EXERCISE DETAILS
In the entries below, find the lines that contain the word "title" and copy them.

··· PROVIDED ENTRIES

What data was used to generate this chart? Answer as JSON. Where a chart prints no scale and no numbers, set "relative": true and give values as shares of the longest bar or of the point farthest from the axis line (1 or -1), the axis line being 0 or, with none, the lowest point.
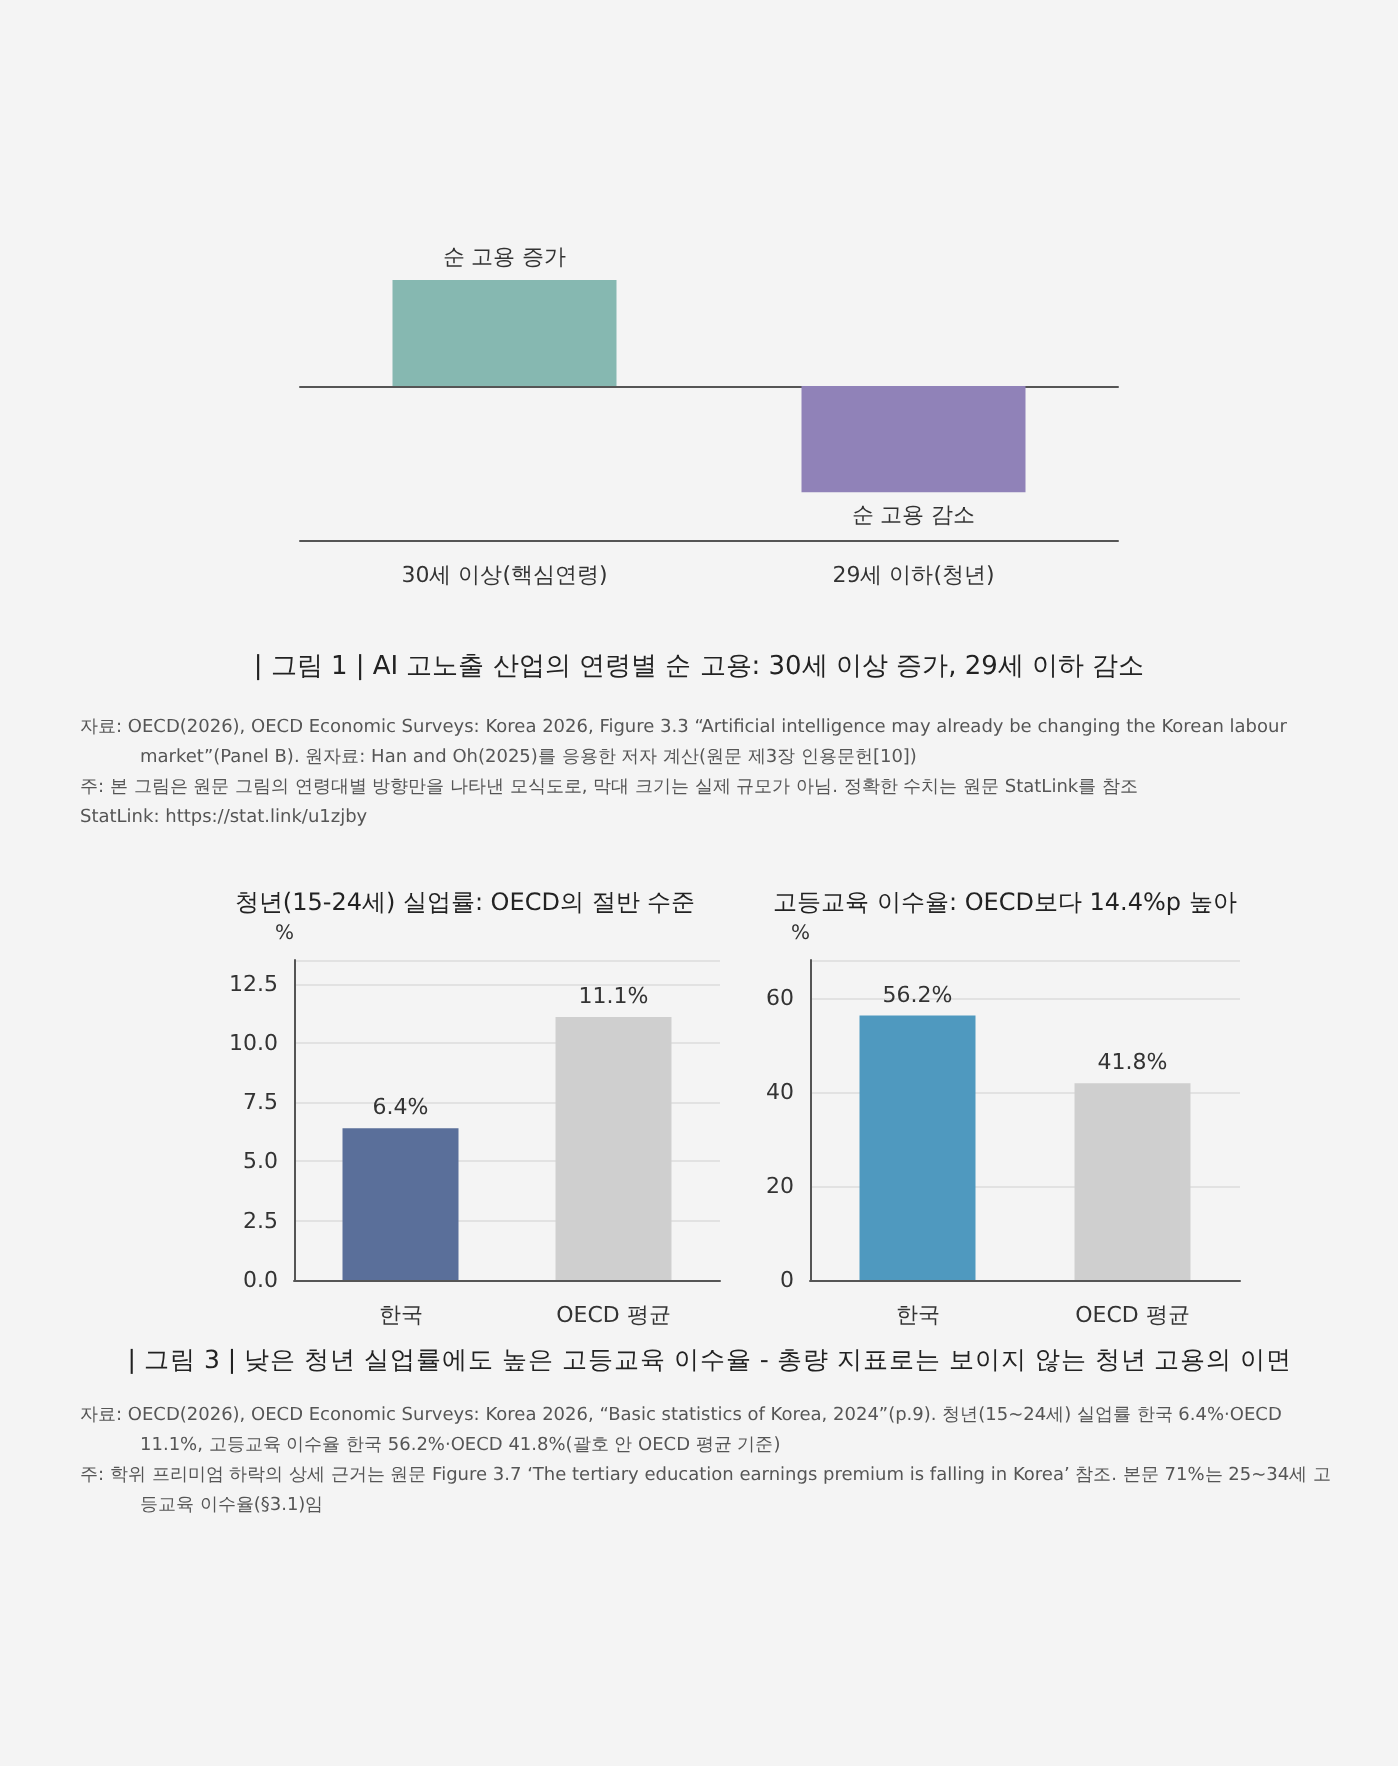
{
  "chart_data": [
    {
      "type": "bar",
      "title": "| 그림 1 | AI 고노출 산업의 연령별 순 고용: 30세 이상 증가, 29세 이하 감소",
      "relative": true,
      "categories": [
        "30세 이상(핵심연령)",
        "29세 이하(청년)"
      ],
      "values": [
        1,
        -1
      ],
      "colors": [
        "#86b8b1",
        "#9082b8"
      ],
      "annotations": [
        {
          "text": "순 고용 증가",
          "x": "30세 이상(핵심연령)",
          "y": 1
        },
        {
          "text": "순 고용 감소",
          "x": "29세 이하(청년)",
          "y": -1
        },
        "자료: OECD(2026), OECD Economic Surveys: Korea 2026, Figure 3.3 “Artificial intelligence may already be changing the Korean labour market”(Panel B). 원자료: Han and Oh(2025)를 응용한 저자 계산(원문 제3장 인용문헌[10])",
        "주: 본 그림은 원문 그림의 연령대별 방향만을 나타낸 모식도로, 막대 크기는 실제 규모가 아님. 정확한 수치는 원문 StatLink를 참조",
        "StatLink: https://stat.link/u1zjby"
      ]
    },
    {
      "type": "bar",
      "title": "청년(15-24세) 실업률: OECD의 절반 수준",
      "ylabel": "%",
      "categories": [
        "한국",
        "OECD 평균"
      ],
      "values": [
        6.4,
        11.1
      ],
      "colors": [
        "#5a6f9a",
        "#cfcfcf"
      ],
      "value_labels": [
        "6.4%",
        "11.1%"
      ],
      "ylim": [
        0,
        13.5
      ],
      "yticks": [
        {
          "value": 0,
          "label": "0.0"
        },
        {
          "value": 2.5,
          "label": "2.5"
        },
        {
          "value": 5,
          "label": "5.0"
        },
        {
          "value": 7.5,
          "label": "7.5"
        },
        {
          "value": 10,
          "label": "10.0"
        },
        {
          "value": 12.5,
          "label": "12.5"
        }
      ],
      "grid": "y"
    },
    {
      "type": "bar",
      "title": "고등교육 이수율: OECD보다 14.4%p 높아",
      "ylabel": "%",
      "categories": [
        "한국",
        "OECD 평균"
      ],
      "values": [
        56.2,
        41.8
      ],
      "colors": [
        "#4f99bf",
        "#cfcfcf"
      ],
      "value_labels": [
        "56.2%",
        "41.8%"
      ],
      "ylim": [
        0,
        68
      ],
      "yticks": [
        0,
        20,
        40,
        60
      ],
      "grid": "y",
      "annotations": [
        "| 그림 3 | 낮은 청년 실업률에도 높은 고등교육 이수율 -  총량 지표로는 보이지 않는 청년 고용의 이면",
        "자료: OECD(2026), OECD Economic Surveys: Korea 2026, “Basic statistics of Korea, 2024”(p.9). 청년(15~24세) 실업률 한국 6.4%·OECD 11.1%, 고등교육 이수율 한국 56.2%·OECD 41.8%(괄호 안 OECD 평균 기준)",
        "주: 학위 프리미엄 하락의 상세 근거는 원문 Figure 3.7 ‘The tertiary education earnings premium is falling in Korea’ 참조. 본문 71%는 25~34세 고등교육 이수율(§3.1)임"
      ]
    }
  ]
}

······

ANSWER FOR THIS EXERCISE
      "title": "| 그림 1 | AI 고노출 산업의 연령별 순 고용: 30세 이상 증가, 29세 이하 감소",
      "title": "청년(15-24세) 실업률: OECD의 절반 수준",
      "title": "고등교육 이수율: OECD보다 14.4%p 높아",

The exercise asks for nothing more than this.